▶ EXERCISE TASK:
Read the records below and copy each line that contains "show".

──────────────────────────────

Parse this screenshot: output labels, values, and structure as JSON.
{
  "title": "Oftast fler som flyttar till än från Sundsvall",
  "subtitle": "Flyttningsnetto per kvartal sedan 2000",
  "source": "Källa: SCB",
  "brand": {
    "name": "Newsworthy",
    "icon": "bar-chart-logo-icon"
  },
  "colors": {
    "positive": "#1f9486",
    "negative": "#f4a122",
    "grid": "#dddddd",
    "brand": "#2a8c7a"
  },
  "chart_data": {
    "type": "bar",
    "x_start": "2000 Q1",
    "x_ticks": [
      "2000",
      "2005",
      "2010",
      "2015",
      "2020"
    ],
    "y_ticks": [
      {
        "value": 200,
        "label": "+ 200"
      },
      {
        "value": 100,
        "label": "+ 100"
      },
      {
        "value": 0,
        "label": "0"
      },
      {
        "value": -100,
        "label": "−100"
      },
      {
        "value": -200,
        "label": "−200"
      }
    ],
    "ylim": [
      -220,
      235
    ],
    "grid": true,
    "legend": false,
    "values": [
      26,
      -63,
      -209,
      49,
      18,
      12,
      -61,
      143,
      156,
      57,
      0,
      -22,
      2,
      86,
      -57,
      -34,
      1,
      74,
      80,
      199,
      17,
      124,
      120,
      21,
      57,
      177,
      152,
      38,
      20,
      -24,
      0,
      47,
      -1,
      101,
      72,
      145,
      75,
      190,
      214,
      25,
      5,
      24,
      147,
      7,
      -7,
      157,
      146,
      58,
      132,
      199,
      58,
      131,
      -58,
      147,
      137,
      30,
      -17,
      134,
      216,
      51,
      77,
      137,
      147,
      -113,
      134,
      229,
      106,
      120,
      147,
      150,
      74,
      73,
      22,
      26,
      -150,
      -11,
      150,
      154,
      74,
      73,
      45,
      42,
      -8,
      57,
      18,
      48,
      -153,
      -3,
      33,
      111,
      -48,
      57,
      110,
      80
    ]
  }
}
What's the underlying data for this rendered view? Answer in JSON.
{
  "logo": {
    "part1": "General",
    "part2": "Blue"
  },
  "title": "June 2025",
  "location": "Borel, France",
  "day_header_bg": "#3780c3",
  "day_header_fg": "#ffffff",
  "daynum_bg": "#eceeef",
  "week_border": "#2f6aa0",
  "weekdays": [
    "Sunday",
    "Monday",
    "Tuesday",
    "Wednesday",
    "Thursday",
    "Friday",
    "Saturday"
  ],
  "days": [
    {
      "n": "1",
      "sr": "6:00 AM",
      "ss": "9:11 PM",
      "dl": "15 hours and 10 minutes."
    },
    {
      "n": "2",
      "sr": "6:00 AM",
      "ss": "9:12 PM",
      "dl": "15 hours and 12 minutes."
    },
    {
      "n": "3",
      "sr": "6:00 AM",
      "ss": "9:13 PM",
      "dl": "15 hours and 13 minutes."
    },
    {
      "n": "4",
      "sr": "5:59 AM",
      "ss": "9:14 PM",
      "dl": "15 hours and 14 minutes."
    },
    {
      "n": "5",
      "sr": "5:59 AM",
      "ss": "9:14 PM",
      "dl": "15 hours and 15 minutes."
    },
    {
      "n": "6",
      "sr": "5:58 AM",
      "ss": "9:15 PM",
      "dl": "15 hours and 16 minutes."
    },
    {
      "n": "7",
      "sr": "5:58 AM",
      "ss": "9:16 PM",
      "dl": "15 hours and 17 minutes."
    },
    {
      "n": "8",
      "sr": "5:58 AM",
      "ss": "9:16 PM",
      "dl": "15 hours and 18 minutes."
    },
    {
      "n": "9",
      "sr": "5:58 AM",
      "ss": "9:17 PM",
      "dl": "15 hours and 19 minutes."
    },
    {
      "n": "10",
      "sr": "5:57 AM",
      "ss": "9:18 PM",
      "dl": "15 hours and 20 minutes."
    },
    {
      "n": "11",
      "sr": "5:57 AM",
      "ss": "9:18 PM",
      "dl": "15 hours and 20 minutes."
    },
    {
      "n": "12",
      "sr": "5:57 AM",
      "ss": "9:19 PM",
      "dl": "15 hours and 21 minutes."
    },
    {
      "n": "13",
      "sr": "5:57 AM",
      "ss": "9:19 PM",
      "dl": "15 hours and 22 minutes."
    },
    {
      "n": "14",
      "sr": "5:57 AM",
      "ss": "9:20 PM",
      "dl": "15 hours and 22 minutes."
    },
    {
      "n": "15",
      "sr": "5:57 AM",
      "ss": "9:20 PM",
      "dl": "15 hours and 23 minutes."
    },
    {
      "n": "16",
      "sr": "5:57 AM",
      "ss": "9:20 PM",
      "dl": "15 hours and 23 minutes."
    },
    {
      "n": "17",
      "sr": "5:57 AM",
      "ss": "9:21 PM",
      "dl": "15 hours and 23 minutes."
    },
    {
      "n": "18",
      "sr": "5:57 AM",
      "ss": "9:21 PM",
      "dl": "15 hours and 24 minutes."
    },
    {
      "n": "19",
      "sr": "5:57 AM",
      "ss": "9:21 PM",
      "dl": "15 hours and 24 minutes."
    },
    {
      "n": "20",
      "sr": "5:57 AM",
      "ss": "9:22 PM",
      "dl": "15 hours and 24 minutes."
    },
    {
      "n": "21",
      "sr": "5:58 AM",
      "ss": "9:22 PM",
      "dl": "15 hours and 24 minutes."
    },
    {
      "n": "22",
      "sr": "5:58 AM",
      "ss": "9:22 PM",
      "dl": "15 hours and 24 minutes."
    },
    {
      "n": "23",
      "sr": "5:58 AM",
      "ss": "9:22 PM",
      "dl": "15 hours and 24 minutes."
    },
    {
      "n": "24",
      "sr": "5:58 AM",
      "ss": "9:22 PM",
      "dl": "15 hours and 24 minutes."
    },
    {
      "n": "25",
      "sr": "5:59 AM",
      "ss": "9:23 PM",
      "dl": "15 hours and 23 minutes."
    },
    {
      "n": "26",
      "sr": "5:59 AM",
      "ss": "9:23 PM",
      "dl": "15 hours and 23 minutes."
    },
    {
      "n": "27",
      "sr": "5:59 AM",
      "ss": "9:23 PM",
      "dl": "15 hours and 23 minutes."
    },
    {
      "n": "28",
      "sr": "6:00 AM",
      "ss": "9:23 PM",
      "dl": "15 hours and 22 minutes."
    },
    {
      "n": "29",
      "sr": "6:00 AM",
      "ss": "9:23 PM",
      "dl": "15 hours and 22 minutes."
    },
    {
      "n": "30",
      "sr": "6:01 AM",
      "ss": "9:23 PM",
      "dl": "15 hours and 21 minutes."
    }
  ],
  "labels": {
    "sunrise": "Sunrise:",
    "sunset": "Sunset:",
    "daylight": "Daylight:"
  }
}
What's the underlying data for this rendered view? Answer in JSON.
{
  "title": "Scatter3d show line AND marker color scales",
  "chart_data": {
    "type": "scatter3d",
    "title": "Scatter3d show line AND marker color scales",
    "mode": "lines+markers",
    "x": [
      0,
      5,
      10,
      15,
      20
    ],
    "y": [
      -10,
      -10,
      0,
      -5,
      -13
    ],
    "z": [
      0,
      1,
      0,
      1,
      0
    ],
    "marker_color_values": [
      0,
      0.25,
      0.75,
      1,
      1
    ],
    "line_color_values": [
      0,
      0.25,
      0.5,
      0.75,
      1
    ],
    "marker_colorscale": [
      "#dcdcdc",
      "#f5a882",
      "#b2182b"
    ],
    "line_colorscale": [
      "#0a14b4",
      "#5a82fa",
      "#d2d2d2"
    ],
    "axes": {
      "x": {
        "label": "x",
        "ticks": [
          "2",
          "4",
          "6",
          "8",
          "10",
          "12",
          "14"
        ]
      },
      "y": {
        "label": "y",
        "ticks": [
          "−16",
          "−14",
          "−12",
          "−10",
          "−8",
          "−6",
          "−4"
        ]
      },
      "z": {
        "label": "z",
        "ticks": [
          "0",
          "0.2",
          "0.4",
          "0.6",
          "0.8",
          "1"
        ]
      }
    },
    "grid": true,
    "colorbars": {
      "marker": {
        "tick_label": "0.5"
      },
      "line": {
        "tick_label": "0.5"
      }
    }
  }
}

──────────────────────────────

▶ EXERCISE RESPONSE:
  "title": "Scatter3d show line AND marker color scales",
    "title": "Scatter3d show line AND marker color scales",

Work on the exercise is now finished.